**Prompt**
Set down the whole listing verbatim.

**Provided records**
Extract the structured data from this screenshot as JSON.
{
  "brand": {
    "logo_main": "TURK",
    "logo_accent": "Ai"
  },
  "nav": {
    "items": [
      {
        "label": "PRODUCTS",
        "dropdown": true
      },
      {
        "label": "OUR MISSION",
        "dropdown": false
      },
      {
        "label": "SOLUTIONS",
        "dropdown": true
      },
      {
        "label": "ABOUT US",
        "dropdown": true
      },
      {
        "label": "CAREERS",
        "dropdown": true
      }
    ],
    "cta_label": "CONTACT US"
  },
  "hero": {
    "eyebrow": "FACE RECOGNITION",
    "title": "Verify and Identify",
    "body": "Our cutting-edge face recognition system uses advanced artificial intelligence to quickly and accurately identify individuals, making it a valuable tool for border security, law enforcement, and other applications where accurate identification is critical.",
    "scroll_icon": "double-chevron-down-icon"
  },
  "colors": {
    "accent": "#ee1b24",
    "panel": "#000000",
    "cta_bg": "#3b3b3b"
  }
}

**Written response**
Extract the structured data from this screenshot as JSON.
{
  "brand": {
    "logo_main": "TURK",
    "logo_accent": "Ai"
  },
  "nav": {
    "items": [
      {
        "label": "PRODUCTS",
        "dropdown": true
      },
      {
        "label": "OUR MISSION",
        "dropdown": false
      },
      {
        "label": "SOLUTIONS",
        "dropdown": true
      },
      {
        "label": "ABOUT US",
        "dropdown": true
      },
      {
        "label": "CAREERS",
        "dropdown": true
      }
    ],
    "cta_label": "CONTACT US"
  },
  "hero": {
    "eyebrow": "FACE RECOGNITION",
    "title": "Verify and Identify",
    "body": "Our cutting-edge face recognition system uses advanced artificial intelligence to quickly and accurately identify individuals, making it a valuable tool for border security, law enforcement, and other applications where accurate identification is critical.",
    "scroll_icon": "double-chevron-down-icon"
  },
  "colors": {
    "accent": "#ee1b24",
    "panel": "#000000",
    "cta_bg": "#3b3b3b"
  }
}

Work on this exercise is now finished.